━━━ Material provided
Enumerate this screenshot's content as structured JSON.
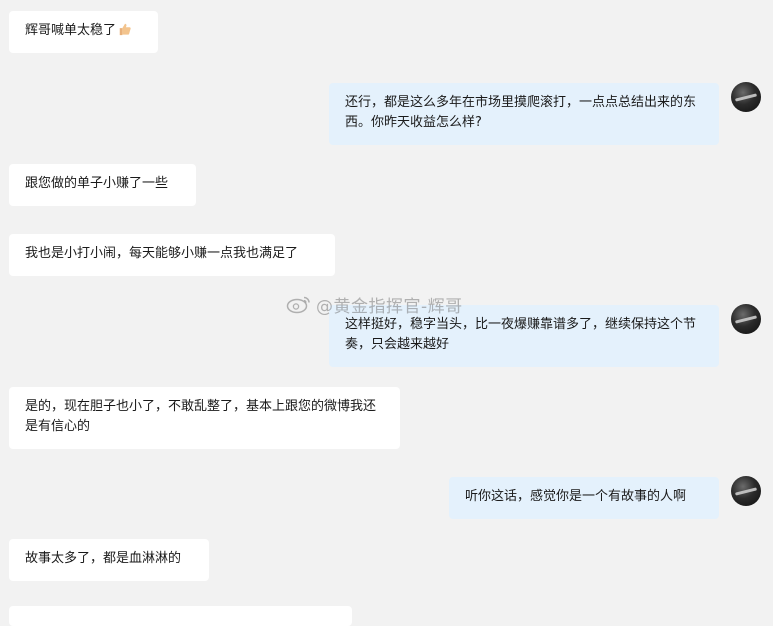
{
  "messages": [
    {
      "side": "left",
      "text": "辉哥喊单太稳了"
    },
    {
      "side": "right",
      "text": "还行，都是这么多年在市场里摸爬滚打，一点点总结出来的东西。你昨天收益怎么样?"
    },
    {
      "side": "left",
      "text": "跟您做的单子小赚了一些"
    },
    {
      "side": "left",
      "text": "我也是小打小闹，每天能够小赚一点我也满足了"
    },
    {
      "side": "right",
      "text": "这样挺好，稳字当头，比一夜爆赚靠谱多了，继续保持这个节奏，只会越来越好"
    },
    {
      "side": "left",
      "text": "是的，现在胆子也小了，不敢乱整了，基本上跟您的微博我还是有信心的"
    },
    {
      "side": "right",
      "text": "听你这话，感觉你是一个有故事的人啊"
    },
    {
      "side": "left",
      "text": "故事太多了，都是血淋淋的"
    }
  ],
  "watermark": {
    "text": "@黄金指挥官-辉哥",
    "icon": "weibo-icon"
  },
  "emoji": {
    "icon": "thumbs-up-icon"
  }
}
━━━━━━
What is required
Return every line of the records exactly as given, pictures excluded.

Output
Enumerate this screenshot's content as structured JSON.
{
  "messages": [
    {
      "side": "left",
      "text": "辉哥喊单太稳了"
    },
    {
      "side": "right",
      "text": "还行，都是这么多年在市场里摸爬滚打，一点点总结出来的东西。你昨天收益怎么样?"
    },
    {
      "side": "left",
      "text": "跟您做的单子小赚了一些"
    },
    {
      "side": "left",
      "text": "我也是小打小闹，每天能够小赚一点我也满足了"
    },
    {
      "side": "right",
      "text": "这样挺好，稳字当头，比一夜爆赚靠谱多了，继续保持这个节奏，只会越来越好"
    },
    {
      "side": "left",
      "text": "是的，现在胆子也小了，不敢乱整了，基本上跟您的微博我还是有信心的"
    },
    {
      "side": "right",
      "text": "听你这话，感觉你是一个有故事的人啊"
    },
    {
      "side": "left",
      "text": "故事太多了，都是血淋淋的"
    }
  ],
  "watermark": {
    "text": "@黄金指挥官-辉哥",
    "icon": "weibo-icon"
  },
  "emoji": {
    "icon": "thumbs-up-icon"
  }
}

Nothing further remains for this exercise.